◆ **Problem description**
Could you restate the data below word for word, without its pictures?

______

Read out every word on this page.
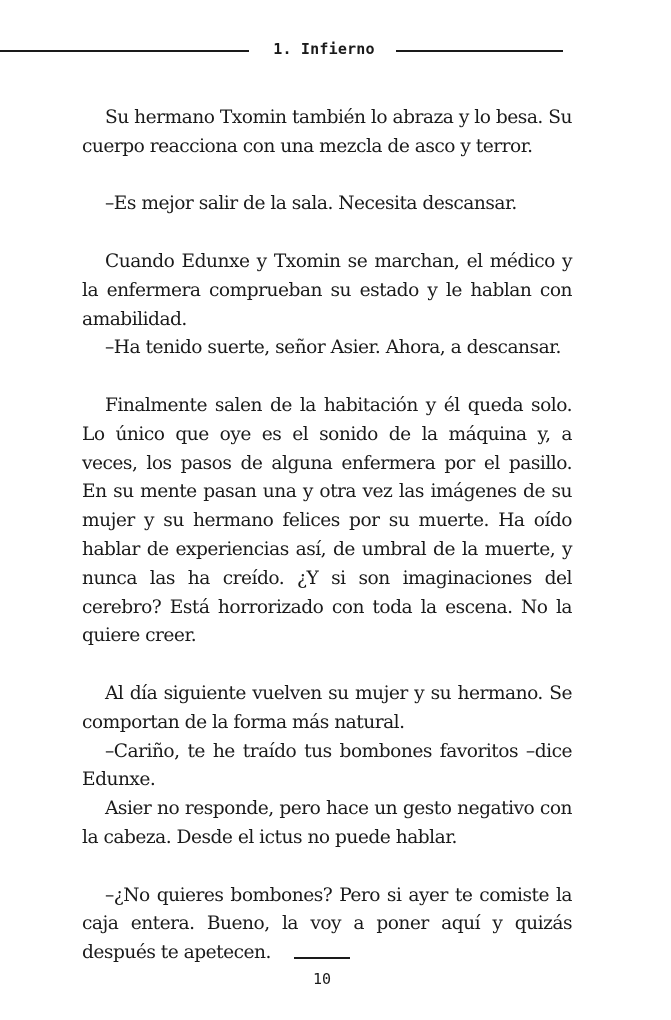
1. Infierno

Su hermano Txomin también lo abraza y lo besa. Su cuerpo reacciona con una mezcla de asco y terror.

–Es mejor salir de la sala. Necesita descansar.

Cuando Edunxe y Txomin se marchan, el médico y la enfermera comprueban su estado y le hablan con amabilidad.

–Ha tenido suerte, señor Asier. Ahora, a descansar.

Finalmente salen de la habitación y él queda solo. Lo único que oye es el sonido de la máquina y, a veces, los pasos de alguna enfermera por el pasillo. En su mente pasan una y otra vez las imágenes de su mujer y su hermano felices por su muerte. Ha oído hablar de experiencias así, de umbral de la muerte, y nunca las ha creído. ¿Y si son imaginaciones del cerebro? Está horrorizado con toda la escena. No la quiere creer.

Al día siguiente vuelven su mujer y su hermano. Se comportan de la forma más natural.

–Cariño, te he traído tus bombones favoritos –dice Edunxe.

Asier no responde, pero hace un gesto negativo con la cabeza. Desde el ictus no puede hablar.

–¿No quieres bombones? Pero si ayer te comiste la caja entera. Bueno, la voy a poner aquí y quizás después te apetecen.

10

______

◆ **Response for this exercise**
Read out every word on this page.
1. Infierno

Su hermano Txomin también lo abraza y lo besa. Su cuerpo reacciona con una mezcla de asco y terror.

–Es mejor salir de la sala. Necesita descansar.

Cuando Edunxe y Txomin se marchan, el médico y la enfermera comprueban su estado y le hablan con amabilidad.

–Ha tenido suerte, señor Asier. Ahora, a descansar.

Finalmente salen de la habitación y él queda solo. Lo único que oye es el sonido de la máquina y, a veces, los pasos de alguna enfermera por el pasillo. En su mente pasan una y otra vez las imágenes de su mujer y su hermano felices por su muerte. Ha oído hablar de experiencias así, de umbral de la muerte, y nunca las ha creído. ¿Y si son imaginaciones del cerebro? Está horrorizado con toda la escena. No la quiere creer.

Al día siguiente vuelven su mujer y su hermano. Se comportan de la forma más natural.

–Cariño, te he traído tus bombones favoritos –dice Edunxe.

Asier no responde, pero hace un gesto negativo con la cabeza. Desde el ictus no puede hablar.

–¿No quieres bombones? Pero si ayer te comiste la caja entera. Bueno, la voy a poner aquí y quizás después te apetecen.

10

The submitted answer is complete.